*TASK DETAILS*.
Give an exact copy of every line, leaving images out.

*EXCERPTED DATA*.
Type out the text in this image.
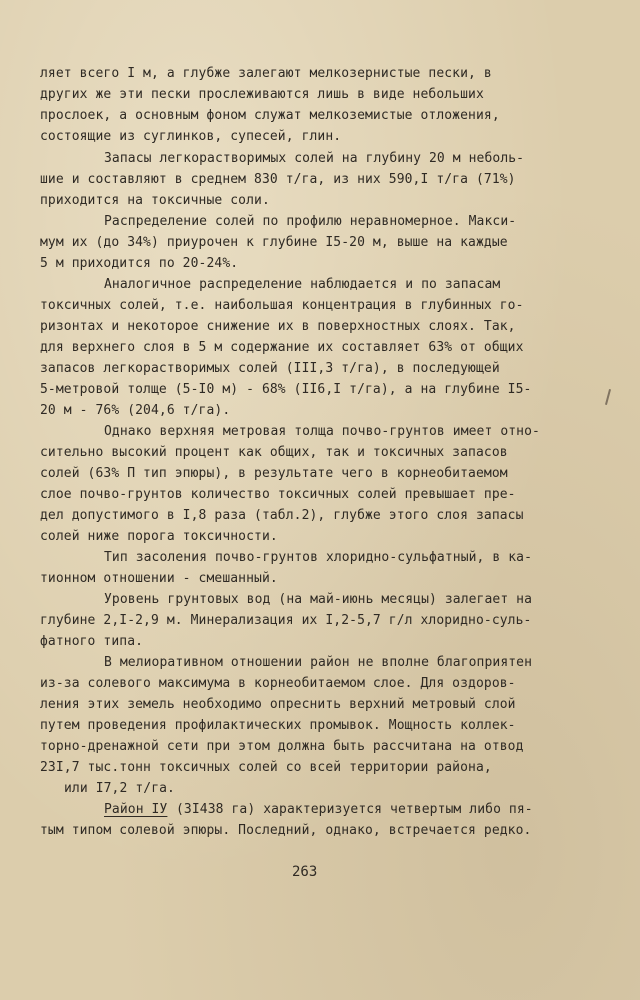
ляет всего I м, а глубже залегают мелкозернистые пески, в
других же эти пески прослеживаются лишь в виде небольших
прослоек, а основным фоном служат мелкоземистые отложения,
состоящие из суглинков, супесей, глин.
Запасы легкорастворимых солей на глубину 20 м неболь-
шие и составляют в среднем 830 т/га, из них 590,I т/га (71%)
приходится на токсичные соли.
Распределение солей по профилю неравномерное. Макси-
мум их (до 34%) приурочен к глубине I5-20 м, выше на каждые
5 м приходится по 20-24%.
Аналогичное распределение наблюдается и по запасам
токсичных солей, т.е. наибольшая концентрация в глубинных го-
ризонтах и некоторое снижение их в поверхностных слоях. Так,
для верхнего слоя в 5 м содержание их составляет 63% от общих
запасов легкорастворимых солей (III,3 т/га), в последующей
5-метровой толще (5-I0 м) - 68% (II6,I т/га), а на глубине I5-
20 м - 76% (204,6 т/га).
Однако верхняя метровая толща почво-грунтов имеет отно-
сительно высокий процент как общих, так и токсичных запасов
солей (63% П тип эпюры), в результате чего в корнеобитаемом
слое почво-грунтов количество токсичных солей превышает пре-
дел допустимого в I,8 раза (табл.2), глубже этого слоя запасы
солей ниже порога токсичности.
Тип засоления почво-грунтов хлоридно-сульфатный, в ка-
тионном отношении - смешанный.
Уровень грунтовых вод (на май-июнь месяцы) залегает на
глубине 2,I-2,9 м. Минерализация их I,2-5,7 г/л хлоридно-суль-
фатного типа.
В мелиоративном отношении район не вполне благоприятен
из-за солевого максимума в корнеобитаемом слое. Для оздоров-
ления этих земель необходимо опреснить верхний метровый слой
путем проведения профилактических промывок. Мощность коллек-
торно-дренажной сети при этом должна быть рассчитана на отвод
23I,7 тыс.тонн токсичных солей со всей территории района,
или I7,2 т/га.
Район IУ (3I438 га) характеризуется четвертым либо пя-
тым типом солевой эпюры. Последний, однако, встречается редко.
263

*OUTPUT OF THE EXERCISE*.
Type out the text in this image.
ляет всего I м, а глубже залегают мелкозернистые пески, в
других же эти пески прослеживаются лишь в виде небольших
прослоек, а основным фоном служат мелкоземистые отложения,
состоящие из суглинков, супесей, глин.
Запасы легкорастворимых солей на глубину 20 м неболь-
шие и составляют в среднем 830 т/га, из них 590,I т/га (71%)
приходится на токсичные соли.
Распределение солей по профилю неравномерное. Макси-
мум их (до 34%) приурочен к глубине I5-20 м, выше на каждые
5 м приходится по 20-24%.
Аналогичное распределение наблюдается и по запасам
токсичных солей, т.е. наибольшая концентрация в глубинных го-
ризонтах и некоторое снижение их в поверхностных слоях. Так,
для верхнего слоя в 5 м содержание их составляет 63% от общих
запасов легкорастворимых солей (III,3 т/га), в последующей
5-метровой толще (5-I0 м) - 68% (II6,I т/га), а на глубине I5-
20 м - 76% (204,6 т/га).
Однако верхняя метровая толща почво-грунтов имеет отно-
сительно высокий процент как общих, так и токсичных запасов
солей (63% П тип эпюры), в результате чего в корнеобитаемом
слое почво-грунтов количество токсичных солей превышает пре-
дел допустимого в I,8 раза (табл.2), глубже этого слоя запасы
солей ниже порога токсичности.
Тип засоления почво-грунтов хлоридно-сульфатный, в ка-
тионном отношении - смешанный.
Уровень грунтовых вод (на май-июнь месяцы) залегает на
глубине 2,I-2,9 м. Минерализация их I,2-5,7 г/л хлоридно-суль-
фатного типа.
В мелиоративном отношении район не вполне благоприятен
из-за солевого максимума в корнеобитаемом слое. Для оздоров-
ления этих земель необходимо опреснить верхний метровый слой
путем проведения профилактических промывок. Мощность коллек-
торно-дренажной сети при этом должна быть рассчитана на отвод
23I,7 тыс.тонн токсичных солей со всей территории района,
или I7,2 т/га.
Район IУ (3I438 га) характеризуется четвертым либо пя-
тым типом солевой эпюры. Последний, однако, встречается редко.
263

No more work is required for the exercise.